### Dataset records:
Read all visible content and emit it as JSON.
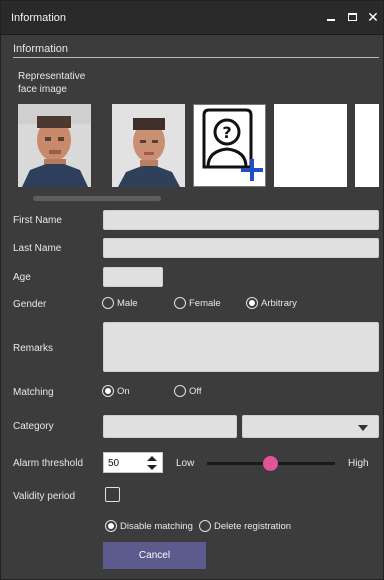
{
  "window": {
    "title": "Information"
  },
  "section": {
    "title": "Information",
    "rep_label": "Representative face image"
  },
  "faces": [
    {
      "icon": "face-photo"
    },
    {
      "icon": "face-photo"
    },
    {
      "icon": "add-face-icon"
    },
    {
      "icon": "empty"
    },
    {
      "icon": "empty"
    }
  ],
  "form": {
    "first_name": {
      "label": "First Name",
      "value": ""
    },
    "last_name": {
      "label": "Last Name",
      "value": ""
    },
    "age": {
      "label": "Age",
      "value": ""
    },
    "gender": {
      "label": "Gender",
      "options": [
        "Male",
        "Female",
        "Arbitrary"
      ],
      "selected": "Arbitrary"
    },
    "remarks": {
      "label": "Remarks",
      "value": ""
    },
    "matching": {
      "label": "Matching",
      "options": [
        "On",
        "Off"
      ],
      "selected": "On"
    },
    "category": {
      "label": "Category",
      "value": "",
      "dropdown_value": ""
    },
    "alarm": {
      "label": "Alarm threshold",
      "value": "50",
      "low": "Low",
      "high": "High",
      "slider_fraction": 0.5
    },
    "validity": {
      "label": "Validity period",
      "checked": false,
      "options": [
        "Disable matching",
        "Delete registration"
      ],
      "selected": "Disable matching"
    }
  },
  "buttons": {
    "cancel": "Cancel"
  }
}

### WHAT YOU SHOULD DO:
Omitting all images, print the listing exactly.

### ANSWER TO THE TASK:
Read all visible content and emit it as JSON.
{
  "window": {
    "title": "Information"
  },
  "section": {
    "title": "Information",
    "rep_label": "Representative face image"
  },
  "faces": [
    {
      "icon": "face-photo"
    },
    {
      "icon": "face-photo"
    },
    {
      "icon": "add-face-icon"
    },
    {
      "icon": "empty"
    },
    {
      "icon": "empty"
    }
  ],
  "form": {
    "first_name": {
      "label": "First Name",
      "value": ""
    },
    "last_name": {
      "label": "Last Name",
      "value": ""
    },
    "age": {
      "label": "Age",
      "value": ""
    },
    "gender": {
      "label": "Gender",
      "options": [
        "Male",
        "Female",
        "Arbitrary"
      ],
      "selected": "Arbitrary"
    },
    "remarks": {
      "label": "Remarks",
      "value": ""
    },
    "matching": {
      "label": "Matching",
      "options": [
        "On",
        "Off"
      ],
      "selected": "On"
    },
    "category": {
      "label": "Category",
      "value": "",
      "dropdown_value": ""
    },
    "alarm": {
      "label": "Alarm threshold",
      "value": "50",
      "low": "Low",
      "high": "High",
      "slider_fraction": 0.5
    },
    "validity": {
      "label": "Validity period",
      "checked": false,
      "options": [
        "Disable matching",
        "Delete registration"
      ],
      "selected": "Disable matching"
    }
  },
  "buttons": {
    "cancel": "Cancel"
  }
}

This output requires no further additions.